DATA RECORDS =

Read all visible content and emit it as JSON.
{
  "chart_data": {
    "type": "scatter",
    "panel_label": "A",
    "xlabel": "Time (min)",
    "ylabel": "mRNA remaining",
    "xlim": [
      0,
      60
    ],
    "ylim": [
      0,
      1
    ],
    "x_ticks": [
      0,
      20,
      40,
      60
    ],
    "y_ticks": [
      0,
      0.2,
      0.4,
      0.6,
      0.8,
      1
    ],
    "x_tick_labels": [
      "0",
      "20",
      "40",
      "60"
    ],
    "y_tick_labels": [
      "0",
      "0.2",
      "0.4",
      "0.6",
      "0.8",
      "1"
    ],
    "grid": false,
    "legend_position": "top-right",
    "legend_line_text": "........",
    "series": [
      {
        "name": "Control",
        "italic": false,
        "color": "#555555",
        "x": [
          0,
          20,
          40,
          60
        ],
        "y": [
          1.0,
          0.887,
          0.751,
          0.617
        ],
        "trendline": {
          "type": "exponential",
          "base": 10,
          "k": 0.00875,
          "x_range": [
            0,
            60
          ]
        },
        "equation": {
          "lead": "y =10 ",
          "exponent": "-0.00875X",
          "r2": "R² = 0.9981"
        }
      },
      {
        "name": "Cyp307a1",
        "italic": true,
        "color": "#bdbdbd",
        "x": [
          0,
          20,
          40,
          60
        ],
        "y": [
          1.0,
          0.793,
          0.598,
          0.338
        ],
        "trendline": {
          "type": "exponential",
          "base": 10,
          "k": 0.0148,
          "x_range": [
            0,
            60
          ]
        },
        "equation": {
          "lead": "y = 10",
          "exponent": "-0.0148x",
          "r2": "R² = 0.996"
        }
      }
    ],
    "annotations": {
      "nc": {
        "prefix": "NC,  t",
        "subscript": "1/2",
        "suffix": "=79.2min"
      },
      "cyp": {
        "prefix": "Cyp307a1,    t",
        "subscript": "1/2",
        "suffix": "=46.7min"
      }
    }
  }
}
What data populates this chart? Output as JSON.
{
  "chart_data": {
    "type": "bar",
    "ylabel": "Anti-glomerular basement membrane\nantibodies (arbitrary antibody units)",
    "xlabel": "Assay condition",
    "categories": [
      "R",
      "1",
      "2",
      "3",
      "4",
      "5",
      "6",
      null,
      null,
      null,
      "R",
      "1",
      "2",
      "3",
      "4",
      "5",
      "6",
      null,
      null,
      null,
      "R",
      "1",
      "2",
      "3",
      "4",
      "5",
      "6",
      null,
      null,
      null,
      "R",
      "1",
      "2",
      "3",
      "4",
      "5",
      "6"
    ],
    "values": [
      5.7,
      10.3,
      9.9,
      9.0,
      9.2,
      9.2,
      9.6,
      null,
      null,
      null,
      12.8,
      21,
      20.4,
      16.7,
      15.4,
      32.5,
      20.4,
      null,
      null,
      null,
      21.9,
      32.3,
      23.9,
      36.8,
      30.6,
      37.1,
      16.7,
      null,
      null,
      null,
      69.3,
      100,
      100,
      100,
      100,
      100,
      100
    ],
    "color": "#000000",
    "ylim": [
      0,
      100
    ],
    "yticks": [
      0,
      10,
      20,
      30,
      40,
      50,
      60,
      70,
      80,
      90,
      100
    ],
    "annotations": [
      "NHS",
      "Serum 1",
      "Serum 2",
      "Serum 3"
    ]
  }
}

EXERCISE GOAL = Copy out the full material exactly as it appears.

SOLUTION TO THE PROBLEM =
Read all visible content and emit it as JSON.
{
  "chart_data": {
    "type": "scatter",
    "panel_label": "A",
    "xlabel": "Time (min)",
    "ylabel": "mRNA remaining",
    "xlim": [
      0,
      60
    ],
    "ylim": [
      0,
      1
    ],
    "x_ticks": [
      0,
      20,
      40,
      60
    ],
    "y_ticks": [
      0,
      0.2,
      0.4,
      0.6,
      0.8,
      1
    ],
    "x_tick_labels": [
      "0",
      "20",
      "40",
      "60"
    ],
    "y_tick_labels": [
      "0",
      "0.2",
      "0.4",
      "0.6",
      "0.8",
      "1"
    ],
    "grid": false,
    "legend_position": "top-right",
    "legend_line_text": "........",
    "series": [
      {
        "name": "Control",
        "italic": false,
        "color": "#555555",
        "x": [
          0,
          20,
          40,
          60
        ],
        "y": [
          1.0,
          0.887,
          0.751,
          0.617
        ],
        "trendline": {
          "type": "exponential",
          "base": 10,
          "k": 0.00875,
          "x_range": [
            0,
            60
          ]
        },
        "equation": {
          "lead": "y =10 ",
          "exponent": "-0.00875X",
          "r2": "R² = 0.9981"
        }
      },
      {
        "name": "Cyp307a1",
        "italic": true,
        "color": "#bdbdbd",
        "x": [
          0,
          20,
          40,
          60
        ],
        "y": [
          1.0,
          0.793,
          0.598,
          0.338
        ],
        "trendline": {
          "type": "exponential",
          "base": 10,
          "k": 0.0148,
          "x_range": [
            0,
            60
          ]
        },
        "equation": {
          "lead": "y = 10",
          "exponent": "-0.0148x",
          "r2": "R² = 0.996"
        }
      }
    ],
    "annotations": {
      "nc": {
        "prefix": "NC,  t",
        "subscript": "1/2",
        "suffix": "=79.2min"
      },
      "cyp": {
        "prefix": "Cyp307a1,    t",
        "subscript": "1/2",
        "suffix": "=46.7min"
      }
    }
  }
}
What data populates this chart? Output as JSON.
{
  "chart_data": {
    "type": "bar",
    "ylabel": "Anti-glomerular basement membrane\nantibodies (arbitrary antibody units)",
    "xlabel": "Assay condition",
    "categories": [
      "R",
      "1",
      "2",
      "3",
      "4",
      "5",
      "6",
      null,
      null,
      null,
      "R",
      "1",
      "2",
      "3",
      "4",
      "5",
      "6",
      null,
      null,
      null,
      "R",
      "1",
      "2",
      "3",
      "4",
      "5",
      "6",
      null,
      null,
      null,
      "R",
      "1",
      "2",
      "3",
      "4",
      "5",
      "6"
    ],
    "values": [
      5.7,
      10.3,
      9.9,
      9.0,
      9.2,
      9.2,
      9.6,
      null,
      null,
      null,
      12.8,
      21,
      20.4,
      16.7,
      15.4,
      32.5,
      20.4,
      null,
      null,
      null,
      21.9,
      32.3,
      23.9,
      36.8,
      30.6,
      37.1,
      16.7,
      null,
      null,
      null,
      69.3,
      100,
      100,
      100,
      100,
      100,
      100
    ],
    "color": "#000000",
    "ylim": [
      0,
      100
    ],
    "yticks": [
      0,
      10,
      20,
      30,
      40,
      50,
      60,
      70,
      80,
      90,
      100
    ],
    "annotations": [
      "NHS",
      "Serum 1",
      "Serum 2",
      "Serum 3"
    ]
  }
}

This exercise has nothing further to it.